Entries:
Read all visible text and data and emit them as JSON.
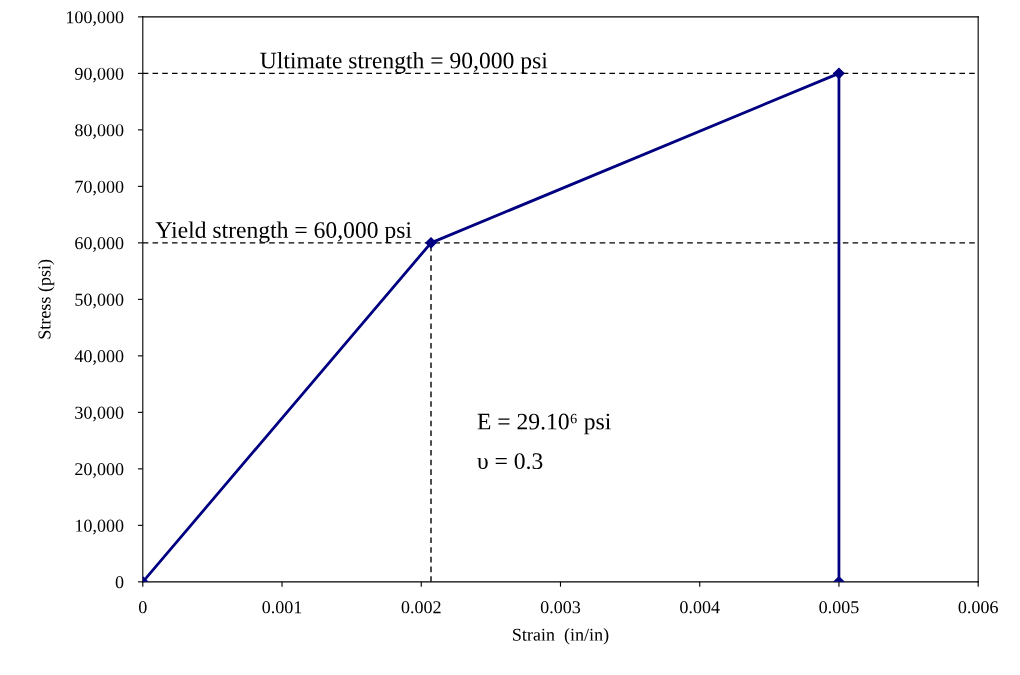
{
  "chart_data": {
    "type": "line",
    "xlabel": "Strain  (in/in)",
    "ylabel": "Stress (psi)",
    "series": [
      {
        "color": "#000080",
        "x": [
          0,
          0.00207,
          0.005,
          0.005
        ],
        "values": [
          0,
          60000,
          90000,
          0
        ],
        "marker": "diamond",
        "line_style": "solid"
      },
      {
        "color": "#000000",
        "x": [
          0.00207,
          0.00207
        ],
        "values": [
          0,
          60000
        ],
        "marker": "none",
        "line_style": "dashed"
      }
    ],
    "ref_lines": [
      {
        "axis": "y",
        "value": 90000,
        "label": "Ultimate strength = 90,000 psi",
        "color": "#000000",
        "line_style": "dashed"
      },
      {
        "axis": "y",
        "value": 60000,
        "label": "Yield strength = 60,000 psi",
        "color": "#000000",
        "line_style": "dashed"
      }
    ],
    "annotations": [
      "E = 29.10⁶ psi",
      "υ = 0.3"
    ],
    "xlim": [
      0,
      0.006
    ],
    "xticks": [
      0,
      0.001,
      0.002,
      0.003,
      0.004,
      0.005,
      0.006
    ],
    "ylim": [
      0,
      100000
    ],
    "yticks": [
      0,
      {
        "value": 10000,
        "label": "10,000"
      },
      {
        "value": 20000,
        "label": "20,000"
      },
      {
        "value": 30000,
        "label": "30,000"
      },
      {
        "value": 40000,
        "label": "40,000"
      },
      {
        "value": 50000,
        "label": "50,000"
      },
      {
        "value": 60000,
        "label": "60,000"
      },
      {
        "value": 70000,
        "label": "70,000"
      },
      {
        "value": 80000,
        "label": "80,000"
      },
      {
        "value": 90000,
        "label": "90,000"
      },
      {
        "value": 100000,
        "label": "100,000"
      }
    ],
    "grid": false,
    "legend": false
  }
}
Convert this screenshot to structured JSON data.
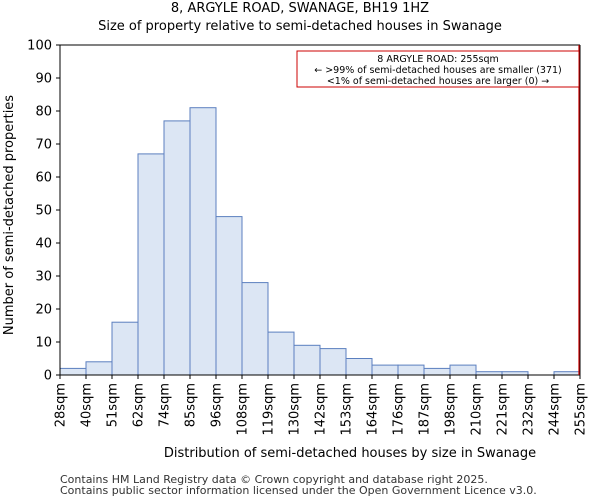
{
  "chart_data": {
    "type": "bar",
    "title": "8, ARGYLE ROAD, SWANAGE, BH19 1HZ",
    "subtitle": "Size of property relative to semi-detached houses in Swanage",
    "xlabel": "Distribution of semi-detached houses by size in Swanage",
    "ylabel": "Number of semi-detached properties",
    "ylim": [
      0,
      100
    ],
    "yticks": [
      0,
      10,
      20,
      30,
      40,
      50,
      60,
      70,
      80,
      90,
      100
    ],
    "bin_edges_labels": [
      "28sqm",
      "40sqm",
      "51sqm",
      "62sqm",
      "74sqm",
      "85sqm",
      "96sqm",
      "108sqm",
      "119sqm",
      "130sqm",
      "142sqm",
      "153sqm",
      "164sqm",
      "176sqm",
      "187sqm",
      "198sqm",
      "210sqm",
      "221sqm",
      "232sqm",
      "244sqm",
      "255sqm"
    ],
    "values": [
      2,
      4,
      16,
      67,
      77,
      81,
      48,
      28,
      13,
      9,
      8,
      5,
      3,
      3,
      2,
      3,
      1,
      1,
      0,
      1
    ],
    "bar_fill": "#dce6f4",
    "bar_stroke": "#5b7fbf",
    "marker": {
      "value_label": "255sqm",
      "color": "#cc0000",
      "annotation": [
        "8 ARGYLE ROAD: 255sqm",
        "← >99% of semi-detached houses are smaller (371)",
        "<1% of semi-detached houses are larger (0) →"
      ]
    }
  },
  "footer": {
    "line1": "Contains HM Land Registry data © Crown copyright and database right 2025.",
    "line2": "Contains public sector information licensed under the Open Government Licence v3.0."
  }
}
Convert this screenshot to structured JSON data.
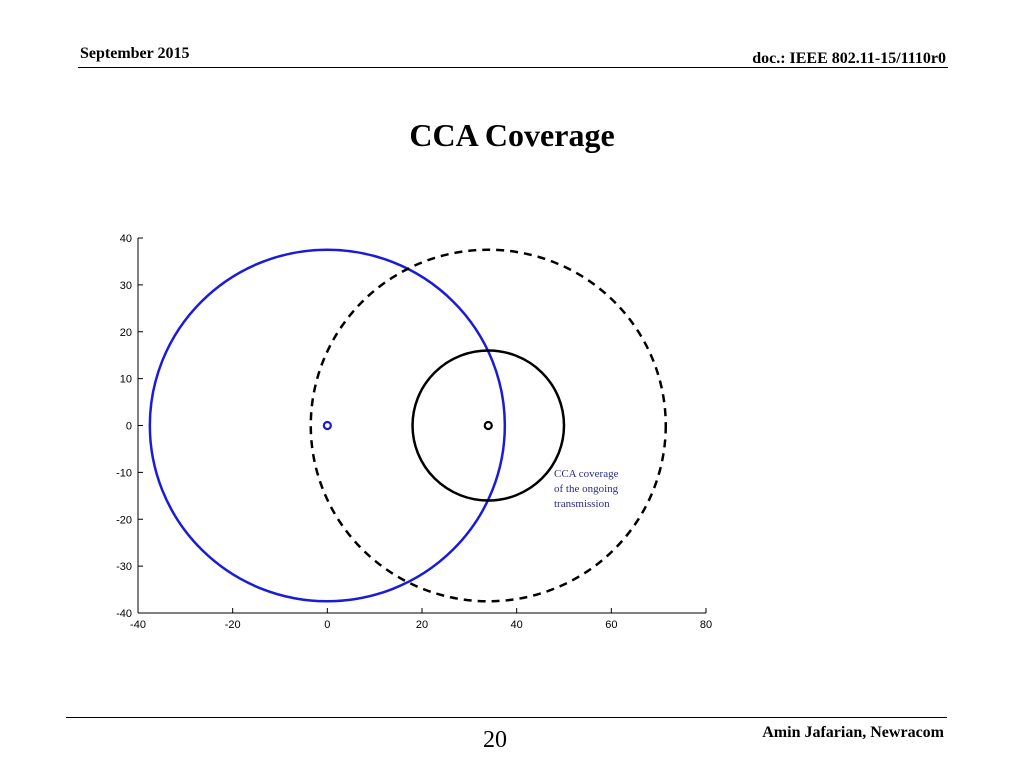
{
  "header": {
    "date": "September 2015",
    "doc_id": "doc.: IEEE 802.11-15/1110r0"
  },
  "slide": {
    "title": "CCA Coverage"
  },
  "footer": {
    "page_number": "20",
    "author": "Amin Jafarian, Newracom"
  },
  "chart_data": {
    "type": "scatter",
    "title": "",
    "xlabel": "",
    "ylabel": "",
    "xlim": [
      -40,
      80
    ],
    "ylim": [
      -40,
      40
    ],
    "xticks": [
      -40,
      -20,
      0,
      20,
      40,
      60,
      80
    ],
    "yticks": [
      40,
      30,
      20,
      10,
      0,
      -10,
      -20,
      -30,
      -40
    ],
    "grid": false,
    "circles": [
      {
        "name": "",
        "cx": 0,
        "cy": 0,
        "r": 37.5,
        "color": "#1a1adb",
        "style": "solid"
      },
      {
        "name": "",
        "cx": 34,
        "cy": 0,
        "r": 37.5,
        "color": "#000000",
        "style": "dashed"
      },
      {
        "name": "",
        "cx": 34,
        "cy": 0,
        "r": 16,
        "color": "#000000",
        "style": "solid"
      }
    ],
    "points": [
      {
        "x": 0,
        "y": 0,
        "color": "#1a1adb",
        "marker": "o"
      },
      {
        "x": 34,
        "y": 0,
        "color": "#000000",
        "marker": "o"
      }
    ],
    "annotation": {
      "lines": [
        "CCA coverage",
        "of the ongoing",
        "transmission"
      ],
      "color": "#2a2a8c"
    }
  }
}
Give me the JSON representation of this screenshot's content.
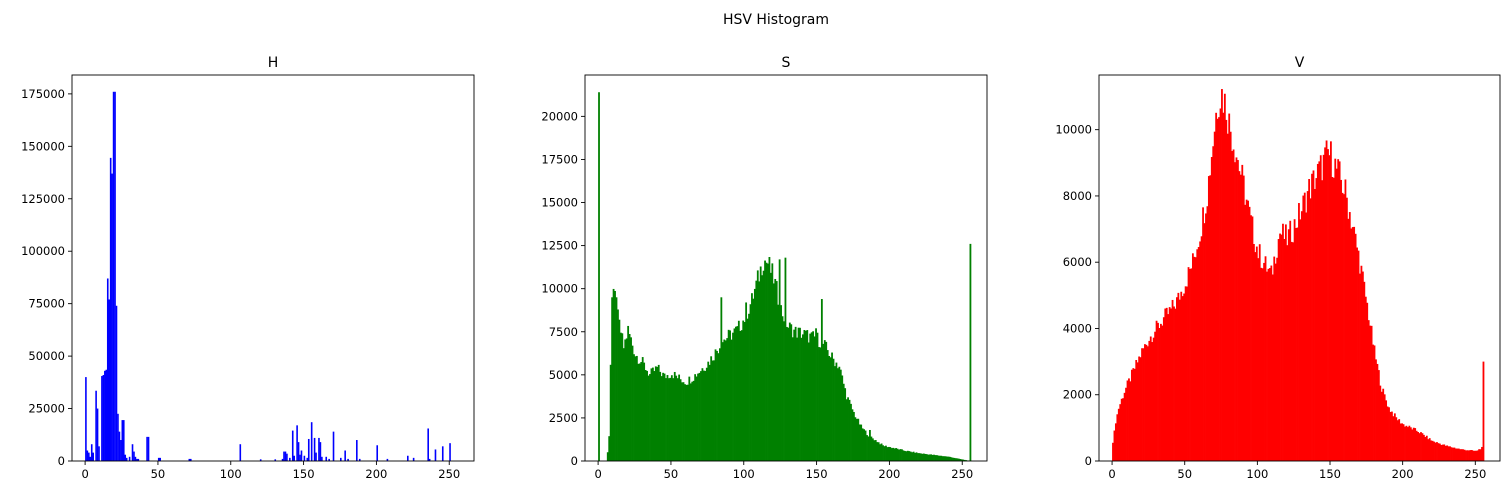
{
  "figure": {
    "suptitle": "HSV Histogram"
  },
  "chart_data": [
    {
      "type": "bar",
      "title": "H",
      "color": "#0000ff",
      "xlim": [
        -9,
        267
      ],
      "ylim": [
        0,
        184000
      ],
      "xticks": [
        0,
        50,
        100,
        150,
        200,
        250
      ],
      "yticks": [
        0,
        25000,
        50000,
        75000,
        100000,
        125000,
        150000,
        175000
      ],
      "x": [
        0,
        1,
        2,
        3,
        4,
        5,
        7,
        8,
        9,
        11,
        12,
        13,
        14,
        15,
        16,
        17,
        18,
        19,
        20,
        21,
        22,
        23,
        24,
        25,
        26,
        27,
        28,
        30,
        32,
        33,
        34,
        35,
        36,
        42,
        43,
        50,
        51,
        71,
        72,
        106,
        120,
        130,
        135,
        136,
        137,
        138,
        140,
        142,
        143,
        145,
        146,
        147,
        148,
        150,
        152,
        153,
        155,
        157,
        158,
        160,
        161,
        162,
        165,
        167,
        170,
        175,
        178,
        180,
        186,
        188,
        200,
        207,
        221,
        225,
        235,
        236,
        240,
        245,
        250
      ],
      "values": [
        40000,
        5000,
        4000,
        2000,
        8000,
        4000,
        33500,
        25000,
        7000,
        40500,
        41000,
        43000,
        43500,
        87000,
        77000,
        144500,
        137000,
        176000,
        176000,
        74000,
        22500,
        14000,
        10000,
        19500,
        19500,
        3000,
        1500,
        2000,
        8000,
        4500,
        2000,
        1000,
        1000,
        11500,
        11500,
        1500,
        1500,
        1000,
        1000,
        8000,
        800,
        800,
        1000,
        4500,
        4500,
        3500,
        1500,
        14500,
        2500,
        17000,
        9000,
        3000,
        5000,
        2500,
        1500,
        10500,
        18500,
        11000,
        4000,
        11000,
        9000,
        2000,
        2000,
        1000,
        14000,
        1500,
        5000,
        1000,
        10000,
        1000,
        7500,
        1000,
        2500,
        1500,
        15500,
        1000,
        5500,
        7000,
        8500
      ]
    },
    {
      "type": "bar",
      "title": "S",
      "color": "#008000",
      "xlim": [
        -9,
        267
      ],
      "ylim": [
        0,
        22400
      ],
      "xticks": [
        0,
        50,
        100,
        150,
        200,
        250
      ],
      "yticks": [
        0,
        2500,
        5000,
        7500,
        10000,
        12500,
        15000,
        17500,
        20000
      ],
      "keypoints": [
        [
          0,
          21400
        ],
        [
          1,
          0
        ],
        [
          5,
          0
        ],
        [
          6,
          500
        ],
        [
          7,
          1500
        ],
        [
          8,
          5700
        ],
        [
          9,
          9400
        ],
        [
          11,
          9500
        ],
        [
          13,
          8300
        ],
        [
          15,
          7500
        ],
        [
          17,
          6600
        ],
        [
          20,
          7600
        ],
        [
          25,
          6200
        ],
        [
          30,
          5700
        ],
        [
          35,
          5000
        ],
        [
          40,
          5400
        ],
        [
          45,
          4900
        ],
        [
          50,
          5100
        ],
        [
          55,
          4800
        ],
        [
          60,
          4600
        ],
        [
          65,
          4900
        ],
        [
          70,
          5300
        ],
        [
          75,
          5700
        ],
        [
          80,
          6300
        ],
        [
          85,
          7000
        ],
        [
          90,
          7300
        ],
        [
          95,
          7600
        ],
        [
          100,
          8300
        ],
        [
          105,
          9300
        ],
        [
          110,
          10800
        ],
        [
          113,
          11700
        ],
        [
          116,
          11500
        ],
        [
          120,
          10600
        ],
        [
          125,
          8800
        ],
        [
          130,
          7800
        ],
        [
          135,
          7500
        ],
        [
          140,
          7400
        ],
        [
          145,
          7200
        ],
        [
          150,
          7100
        ],
        [
          155,
          6700
        ],
        [
          160,
          6000
        ],
        [
          165,
          5500
        ],
        [
          170,
          3800
        ],
        [
          175,
          2800
        ],
        [
          180,
          2000
        ],
        [
          185,
          1500
        ],
        [
          190,
          1200
        ],
        [
          195,
          900
        ],
        [
          200,
          800
        ],
        [
          205,
          700
        ],
        [
          210,
          600
        ],
        [
          220,
          450
        ],
        [
          230,
          350
        ],
        [
          240,
          250
        ],
        [
          250,
          80
        ],
        [
          254,
          20
        ],
        [
          255,
          12600
        ]
      ],
      "spikes": [
        [
          9,
          9500
        ],
        [
          12,
          9500
        ],
        [
          84,
          9500
        ],
        [
          101,
          9200
        ],
        [
          117,
          11200
        ],
        [
          124,
          11700
        ],
        [
          128,
          11800
        ],
        [
          153,
          9400
        ],
        [
          149,
          7700
        ],
        [
          173,
          2300
        ],
        [
          186,
          1800
        ]
      ]
    },
    {
      "type": "bar",
      "title": "V",
      "color": "#ff0000",
      "xlim": [
        -9,
        267
      ],
      "ylim": [
        0,
        11650
      ],
      "xticks": [
        0,
        50,
        100,
        150,
        200,
        250
      ],
      "yticks": [
        0,
        2000,
        4000,
        6000,
        8000,
        10000
      ],
      "keypoints": [
        [
          0,
          550
        ],
        [
          2,
          1200
        ],
        [
          4,
          1600
        ],
        [
          8,
          2100
        ],
        [
          12,
          2500
        ],
        [
          16,
          2900
        ],
        [
          20,
          3300
        ],
        [
          25,
          3700
        ],
        [
          30,
          4000
        ],
        [
          35,
          4300
        ],
        [
          40,
          4550
        ],
        [
          45,
          4900
        ],
        [
          50,
          5400
        ],
        [
          55,
          6000
        ],
        [
          60,
          6900
        ],
        [
          65,
          8100
        ],
        [
          68,
          9300
        ],
        [
          71,
          10500
        ],
        [
          73,
          11000
        ],
        [
          75,
          11100
        ],
        [
          78,
          10700
        ],
        [
          80,
          10200
        ],
        [
          85,
          9300
        ],
        [
          90,
          8300
        ],
        [
          95,
          7200
        ],
        [
          100,
          6300
        ],
        [
          105,
          5900
        ],
        [
          109,
          5600
        ],
        [
          112,
          6300
        ],
        [
          115,
          6900
        ],
        [
          120,
          6700
        ],
        [
          125,
          7100
        ],
        [
          130,
          7600
        ],
        [
          135,
          8200
        ],
        [
          140,
          8600
        ],
        [
          145,
          9000
        ],
        [
          148,
          9300
        ],
        [
          150,
          9200
        ],
        [
          155,
          8700
        ],
        [
          160,
          8100
        ],
        [
          165,
          7100
        ],
        [
          170,
          6000
        ],
        [
          175,
          4700
        ],
        [
          180,
          3300
        ],
        [
          185,
          2200
        ],
        [
          190,
          1600
        ],
        [
          195,
          1300
        ],
        [
          200,
          1100
        ],
        [
          210,
          900
        ],
        [
          220,
          600
        ],
        [
          230,
          450
        ],
        [
          240,
          350
        ],
        [
          250,
          300
        ],
        [
          254,
          400
        ],
        [
          255,
          3000
        ]
      ],
      "spikes": []
    }
  ]
}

Your instructions:
For this exercise, gather every line of the data that contains the word "ylabel".

The reply:
    "ylabel": "Stress (psi)",
    "ylabel": "Number of semi-detached properties",
    "ylabel": "",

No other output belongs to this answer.